Based on these data, we used two statistical approaches to assess diagnostic consistency in ALS.

First, we performed the multivariate analysis PCA on the 17 metabolites detected by 1H NMR spectroscopy to provide a metabolic signature for ALS. The scatter plot of PCA results derived from the NMR spectra discriminated between ALS and non-ALS populations. Of the metabolites responsible for the observed separation on the PCA score plot, we found the same discriminating metabolites as found using univariate analysis.

A discriminant analysis was performed to predict the classification of ALS and non-ALS patients. The predictive power was superior to 80%, sufficient to consider this panel of metabolites useful in clinical practice. To our knowledge, Rozen et al. [8] were the first and the only investigators to conduct a metabolomic study using a multivariate approach. They studied perturbations of the blood metabolome of 28 patients with motor neuron diseases (MND) and 30 healthy controls using high performance liquid chromatography. Of over 317 metabolites, they identified 50 that were elevated in MND patients and 70 that were decreased (p<0.05). Similar to our study, they separated MND patients from controls using multivariate regression techniques.

This study demonstrates that 1H NMR spectroscopy combined with multivariate analysis can detect changes in the concentrations of some CSF metabolites in ALS, and highlights specific metabolic pathway perturbations. Moreover to our knowledge, this study is s the first to provide a diagnostic predictive power better than 80%. However, the composition of CSF may not be the direct consequence of metabolism in neurones and astrocytes, due in part to the role of other independent factors such as BBB transporters and release of metabolites from endothelial cells. Despite the invasiveness of lumbar puncture, the benefits of a correct diagnosis based on CSF component analysis may outweigh the risk of the puncture procedure. [32] Future studies may reach improved sensitivity and specificity by comparing blood and CSF metabolites and discriminating the disturbances of metabolism in blood from brain.

To our knowledge, this study is the first one reporting in CSF the use of 1H NMR spectroscopy to explore metabolic pathways involved in the pathogenesis of ALS. Our data expand on previous studies and show promise that a biomarker panel could be developed for helping in the early diagnosis of ALS. Further studies with larger numbers of patients and controls, including other motor neuron diseases, will be crucial to validate this model and to assure its place in routine practice. It is also necessary to valid this panel of biomarkers in another cross-sectional study with a separate population, and of interest to perform a longitudinal study to determine predictive power of this model on disease progression.

A better understanding of heterogeneous genetic, biochemical and clinical features of ALS may help to define pathological profiles among ALS patients. This study focuses on the NMR profile, but we are aware that accuracy of early diagnosis of ALS will depend on combination of several approaches like imaging, electrophysiological and biological markers.

[Document structure recognition data]
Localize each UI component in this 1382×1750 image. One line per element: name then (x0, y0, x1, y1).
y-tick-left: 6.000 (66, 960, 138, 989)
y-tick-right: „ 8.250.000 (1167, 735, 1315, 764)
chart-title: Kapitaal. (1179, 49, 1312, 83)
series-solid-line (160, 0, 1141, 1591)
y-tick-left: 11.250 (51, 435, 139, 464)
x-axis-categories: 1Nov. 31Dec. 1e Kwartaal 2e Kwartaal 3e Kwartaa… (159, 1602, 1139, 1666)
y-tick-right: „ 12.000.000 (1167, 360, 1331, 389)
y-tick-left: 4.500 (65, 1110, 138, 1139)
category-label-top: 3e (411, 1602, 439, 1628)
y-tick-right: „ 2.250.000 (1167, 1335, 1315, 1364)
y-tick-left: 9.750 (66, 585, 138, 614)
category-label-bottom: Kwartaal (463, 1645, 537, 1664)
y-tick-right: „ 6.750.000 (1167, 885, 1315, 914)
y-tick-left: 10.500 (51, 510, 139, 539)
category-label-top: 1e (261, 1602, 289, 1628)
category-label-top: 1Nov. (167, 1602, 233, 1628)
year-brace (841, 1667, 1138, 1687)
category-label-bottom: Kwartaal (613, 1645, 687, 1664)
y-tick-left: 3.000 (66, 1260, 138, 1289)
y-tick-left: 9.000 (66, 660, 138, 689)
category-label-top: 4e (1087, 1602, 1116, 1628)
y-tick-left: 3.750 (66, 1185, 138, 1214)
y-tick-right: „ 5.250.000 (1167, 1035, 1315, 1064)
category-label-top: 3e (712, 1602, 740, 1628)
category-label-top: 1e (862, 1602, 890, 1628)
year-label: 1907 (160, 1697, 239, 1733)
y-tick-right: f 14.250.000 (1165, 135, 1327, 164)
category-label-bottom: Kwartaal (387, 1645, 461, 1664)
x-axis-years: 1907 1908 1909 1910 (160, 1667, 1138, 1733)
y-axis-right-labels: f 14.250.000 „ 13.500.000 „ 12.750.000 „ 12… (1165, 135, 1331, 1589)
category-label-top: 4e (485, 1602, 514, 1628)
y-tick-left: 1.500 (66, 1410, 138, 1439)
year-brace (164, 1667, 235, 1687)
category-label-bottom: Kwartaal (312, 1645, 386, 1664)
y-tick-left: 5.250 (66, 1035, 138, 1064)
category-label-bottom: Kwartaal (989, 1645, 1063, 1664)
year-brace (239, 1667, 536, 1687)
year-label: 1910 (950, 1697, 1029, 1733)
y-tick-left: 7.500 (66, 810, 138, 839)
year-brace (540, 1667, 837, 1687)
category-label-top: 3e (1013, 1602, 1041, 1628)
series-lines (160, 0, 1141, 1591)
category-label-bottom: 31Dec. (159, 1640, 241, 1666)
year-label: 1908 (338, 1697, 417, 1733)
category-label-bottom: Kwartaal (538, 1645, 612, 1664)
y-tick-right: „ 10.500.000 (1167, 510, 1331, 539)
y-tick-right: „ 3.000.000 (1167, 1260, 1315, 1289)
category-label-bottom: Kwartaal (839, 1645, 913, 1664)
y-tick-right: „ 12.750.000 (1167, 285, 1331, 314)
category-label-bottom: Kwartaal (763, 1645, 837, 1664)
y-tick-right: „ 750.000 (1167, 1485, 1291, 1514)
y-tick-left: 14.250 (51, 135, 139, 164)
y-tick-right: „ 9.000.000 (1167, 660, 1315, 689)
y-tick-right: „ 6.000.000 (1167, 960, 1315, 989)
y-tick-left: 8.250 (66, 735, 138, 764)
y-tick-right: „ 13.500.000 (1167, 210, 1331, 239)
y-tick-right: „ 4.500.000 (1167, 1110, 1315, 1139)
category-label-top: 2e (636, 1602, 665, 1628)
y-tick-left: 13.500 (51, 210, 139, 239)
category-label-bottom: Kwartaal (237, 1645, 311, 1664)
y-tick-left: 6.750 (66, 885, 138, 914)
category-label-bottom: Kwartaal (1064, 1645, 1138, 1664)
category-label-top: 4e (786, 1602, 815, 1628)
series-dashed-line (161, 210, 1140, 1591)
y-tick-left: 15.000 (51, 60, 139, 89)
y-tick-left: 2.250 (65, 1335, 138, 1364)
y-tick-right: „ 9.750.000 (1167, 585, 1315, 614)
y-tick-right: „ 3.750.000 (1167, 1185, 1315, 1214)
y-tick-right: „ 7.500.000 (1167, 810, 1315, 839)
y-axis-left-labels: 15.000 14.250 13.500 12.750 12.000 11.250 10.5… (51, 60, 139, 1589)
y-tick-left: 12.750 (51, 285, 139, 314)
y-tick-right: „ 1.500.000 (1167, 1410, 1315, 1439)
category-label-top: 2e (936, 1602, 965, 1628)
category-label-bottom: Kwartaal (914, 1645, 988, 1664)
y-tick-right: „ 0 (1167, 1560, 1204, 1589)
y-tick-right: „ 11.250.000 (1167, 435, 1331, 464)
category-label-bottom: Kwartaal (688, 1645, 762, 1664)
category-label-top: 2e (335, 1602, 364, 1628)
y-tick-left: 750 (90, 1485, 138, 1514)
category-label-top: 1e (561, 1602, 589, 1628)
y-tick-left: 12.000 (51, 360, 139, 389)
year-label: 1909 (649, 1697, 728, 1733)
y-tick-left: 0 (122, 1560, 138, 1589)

◆ TASK TO CARRY OUT
Can you reproduce the portion of the ALS metabolomics passage starting with "A discriminant analysis" and going on through "multivariate regression techniques."?

◆ SOLUTION TO THIS PROBLEM
A discriminant analysis was performed to predict the classification of ALS and non-ALS patients. The predictive power was superior to 80%, sufficient to consider this panel of metabolites useful in clinical practice. To our knowledge, Rozen et al. [8] were the first and the only investigators to conduct a metabolomic study using a multivariate approach. They studied perturbations of the blood metabolome of 28 patients with motor neuron diseases (MND) and 30 healthy controls using high performance liquid chromatography. Of over 317 metabolites, they identified 50 that were elevated in MND patients and 70 that were decreased (p<0.05). Similar to our study, they separated MND patients from controls using multivariate regression techniques.